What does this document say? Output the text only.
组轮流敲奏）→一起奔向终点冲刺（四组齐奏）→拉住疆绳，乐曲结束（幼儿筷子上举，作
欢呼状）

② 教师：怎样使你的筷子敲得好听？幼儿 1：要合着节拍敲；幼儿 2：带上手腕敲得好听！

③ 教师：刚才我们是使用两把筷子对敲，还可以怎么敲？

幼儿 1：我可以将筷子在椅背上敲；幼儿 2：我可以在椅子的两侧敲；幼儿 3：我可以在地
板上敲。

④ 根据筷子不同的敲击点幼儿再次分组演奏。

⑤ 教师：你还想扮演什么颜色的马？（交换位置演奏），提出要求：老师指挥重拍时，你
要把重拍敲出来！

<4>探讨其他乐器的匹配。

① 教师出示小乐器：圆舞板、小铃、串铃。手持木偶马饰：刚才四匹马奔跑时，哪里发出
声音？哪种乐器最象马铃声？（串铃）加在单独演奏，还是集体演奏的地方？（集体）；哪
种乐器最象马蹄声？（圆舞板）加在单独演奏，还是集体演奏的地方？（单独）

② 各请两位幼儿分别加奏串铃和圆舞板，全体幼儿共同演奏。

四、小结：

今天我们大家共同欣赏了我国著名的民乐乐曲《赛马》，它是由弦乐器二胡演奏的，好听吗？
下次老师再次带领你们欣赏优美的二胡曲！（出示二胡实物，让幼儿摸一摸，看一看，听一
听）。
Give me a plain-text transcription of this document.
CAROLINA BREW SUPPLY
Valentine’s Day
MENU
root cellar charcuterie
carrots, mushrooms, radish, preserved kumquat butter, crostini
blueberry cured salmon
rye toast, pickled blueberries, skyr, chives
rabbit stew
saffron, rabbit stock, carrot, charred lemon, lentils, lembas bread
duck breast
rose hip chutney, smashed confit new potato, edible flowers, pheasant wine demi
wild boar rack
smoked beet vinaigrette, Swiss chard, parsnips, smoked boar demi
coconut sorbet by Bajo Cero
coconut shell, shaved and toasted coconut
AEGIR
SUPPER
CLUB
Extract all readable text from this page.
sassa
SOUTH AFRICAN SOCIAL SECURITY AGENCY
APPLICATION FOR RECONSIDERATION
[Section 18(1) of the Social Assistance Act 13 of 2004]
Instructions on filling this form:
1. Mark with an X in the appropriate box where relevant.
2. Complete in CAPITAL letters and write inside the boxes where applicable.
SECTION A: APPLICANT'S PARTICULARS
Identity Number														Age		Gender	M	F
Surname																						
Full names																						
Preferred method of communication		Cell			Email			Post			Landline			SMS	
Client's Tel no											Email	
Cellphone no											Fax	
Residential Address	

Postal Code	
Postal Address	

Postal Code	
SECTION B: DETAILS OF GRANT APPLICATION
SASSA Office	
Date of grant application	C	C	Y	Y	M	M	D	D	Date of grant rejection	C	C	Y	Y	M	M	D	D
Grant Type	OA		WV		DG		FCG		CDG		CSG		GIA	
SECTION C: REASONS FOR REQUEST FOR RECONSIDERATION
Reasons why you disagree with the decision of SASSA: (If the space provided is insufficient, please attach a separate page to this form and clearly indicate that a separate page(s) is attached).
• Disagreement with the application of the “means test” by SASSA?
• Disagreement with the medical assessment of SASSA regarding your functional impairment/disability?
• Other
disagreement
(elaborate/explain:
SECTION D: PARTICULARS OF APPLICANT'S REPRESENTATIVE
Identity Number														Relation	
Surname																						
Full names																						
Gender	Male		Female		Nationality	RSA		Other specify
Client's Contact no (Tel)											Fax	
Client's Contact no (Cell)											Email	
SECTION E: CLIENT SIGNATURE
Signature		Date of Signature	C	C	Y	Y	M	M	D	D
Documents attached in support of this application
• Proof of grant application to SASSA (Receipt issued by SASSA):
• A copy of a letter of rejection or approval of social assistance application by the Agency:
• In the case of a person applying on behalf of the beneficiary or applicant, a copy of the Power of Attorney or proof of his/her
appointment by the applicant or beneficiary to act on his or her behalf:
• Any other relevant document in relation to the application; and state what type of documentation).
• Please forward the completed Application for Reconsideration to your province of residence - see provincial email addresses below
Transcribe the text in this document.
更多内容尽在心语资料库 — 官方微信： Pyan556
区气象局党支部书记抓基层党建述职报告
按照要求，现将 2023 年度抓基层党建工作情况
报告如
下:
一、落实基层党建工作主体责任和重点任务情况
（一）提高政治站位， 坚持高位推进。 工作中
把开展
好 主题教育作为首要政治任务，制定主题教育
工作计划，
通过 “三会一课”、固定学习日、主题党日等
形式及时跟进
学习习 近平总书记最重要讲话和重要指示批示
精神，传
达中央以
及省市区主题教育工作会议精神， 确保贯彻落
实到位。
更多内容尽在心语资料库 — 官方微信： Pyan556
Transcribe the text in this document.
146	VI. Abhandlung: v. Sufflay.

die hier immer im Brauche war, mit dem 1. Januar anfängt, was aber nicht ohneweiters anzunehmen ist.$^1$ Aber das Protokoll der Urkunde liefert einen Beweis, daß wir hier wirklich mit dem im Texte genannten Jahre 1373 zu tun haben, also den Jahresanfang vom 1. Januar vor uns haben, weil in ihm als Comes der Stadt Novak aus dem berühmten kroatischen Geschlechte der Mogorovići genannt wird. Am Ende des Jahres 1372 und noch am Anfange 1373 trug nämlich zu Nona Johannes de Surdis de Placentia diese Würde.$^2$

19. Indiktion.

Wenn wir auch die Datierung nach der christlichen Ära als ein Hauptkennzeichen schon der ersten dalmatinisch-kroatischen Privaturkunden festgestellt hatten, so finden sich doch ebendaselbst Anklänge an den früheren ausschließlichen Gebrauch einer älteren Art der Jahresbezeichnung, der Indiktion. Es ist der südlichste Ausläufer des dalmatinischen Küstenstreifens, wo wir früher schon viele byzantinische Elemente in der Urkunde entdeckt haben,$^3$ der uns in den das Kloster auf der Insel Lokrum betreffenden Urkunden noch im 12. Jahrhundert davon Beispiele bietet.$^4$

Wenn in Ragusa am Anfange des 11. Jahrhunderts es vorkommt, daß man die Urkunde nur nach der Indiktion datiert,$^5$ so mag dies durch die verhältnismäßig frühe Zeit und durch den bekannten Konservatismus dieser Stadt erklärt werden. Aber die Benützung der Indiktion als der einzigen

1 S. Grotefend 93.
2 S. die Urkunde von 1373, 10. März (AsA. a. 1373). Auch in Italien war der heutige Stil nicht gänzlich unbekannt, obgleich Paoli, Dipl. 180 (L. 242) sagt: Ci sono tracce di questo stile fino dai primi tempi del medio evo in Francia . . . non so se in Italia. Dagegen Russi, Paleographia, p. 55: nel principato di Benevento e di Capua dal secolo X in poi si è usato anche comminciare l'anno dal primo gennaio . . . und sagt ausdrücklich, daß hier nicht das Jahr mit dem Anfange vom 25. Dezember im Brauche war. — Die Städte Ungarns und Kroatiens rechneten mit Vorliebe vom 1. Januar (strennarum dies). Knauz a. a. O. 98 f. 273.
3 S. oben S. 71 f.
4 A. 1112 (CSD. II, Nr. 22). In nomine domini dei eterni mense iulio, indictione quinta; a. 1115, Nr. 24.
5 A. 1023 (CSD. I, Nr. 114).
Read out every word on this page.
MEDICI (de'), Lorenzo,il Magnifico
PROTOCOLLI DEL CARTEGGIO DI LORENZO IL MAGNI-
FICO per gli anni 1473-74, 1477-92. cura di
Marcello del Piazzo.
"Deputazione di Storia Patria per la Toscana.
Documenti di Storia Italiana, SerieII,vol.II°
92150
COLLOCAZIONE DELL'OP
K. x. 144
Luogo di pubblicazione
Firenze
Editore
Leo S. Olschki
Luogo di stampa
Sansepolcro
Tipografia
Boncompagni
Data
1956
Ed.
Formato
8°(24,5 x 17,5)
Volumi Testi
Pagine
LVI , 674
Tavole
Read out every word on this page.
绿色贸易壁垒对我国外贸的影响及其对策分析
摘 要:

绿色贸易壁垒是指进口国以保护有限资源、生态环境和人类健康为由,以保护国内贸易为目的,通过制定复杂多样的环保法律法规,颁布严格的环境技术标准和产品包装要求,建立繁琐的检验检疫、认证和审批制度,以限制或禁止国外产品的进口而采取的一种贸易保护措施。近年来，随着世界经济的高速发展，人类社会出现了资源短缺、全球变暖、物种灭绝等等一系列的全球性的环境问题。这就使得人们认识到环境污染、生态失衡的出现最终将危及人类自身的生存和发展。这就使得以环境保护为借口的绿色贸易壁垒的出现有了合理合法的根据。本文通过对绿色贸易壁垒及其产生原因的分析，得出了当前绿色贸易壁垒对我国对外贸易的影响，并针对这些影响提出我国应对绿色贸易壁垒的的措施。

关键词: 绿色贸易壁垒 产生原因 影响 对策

..............................

SHORT PROBLEM:
Pull out each line of the listing that holds the string "your".

SOLVED PROBLEM:
• Disagreement with the medical assessment of SASSA regarding your functional impairment/disability?
• Please forward the completed Application for Reconsideration to your province of residence - see provincial email addresses below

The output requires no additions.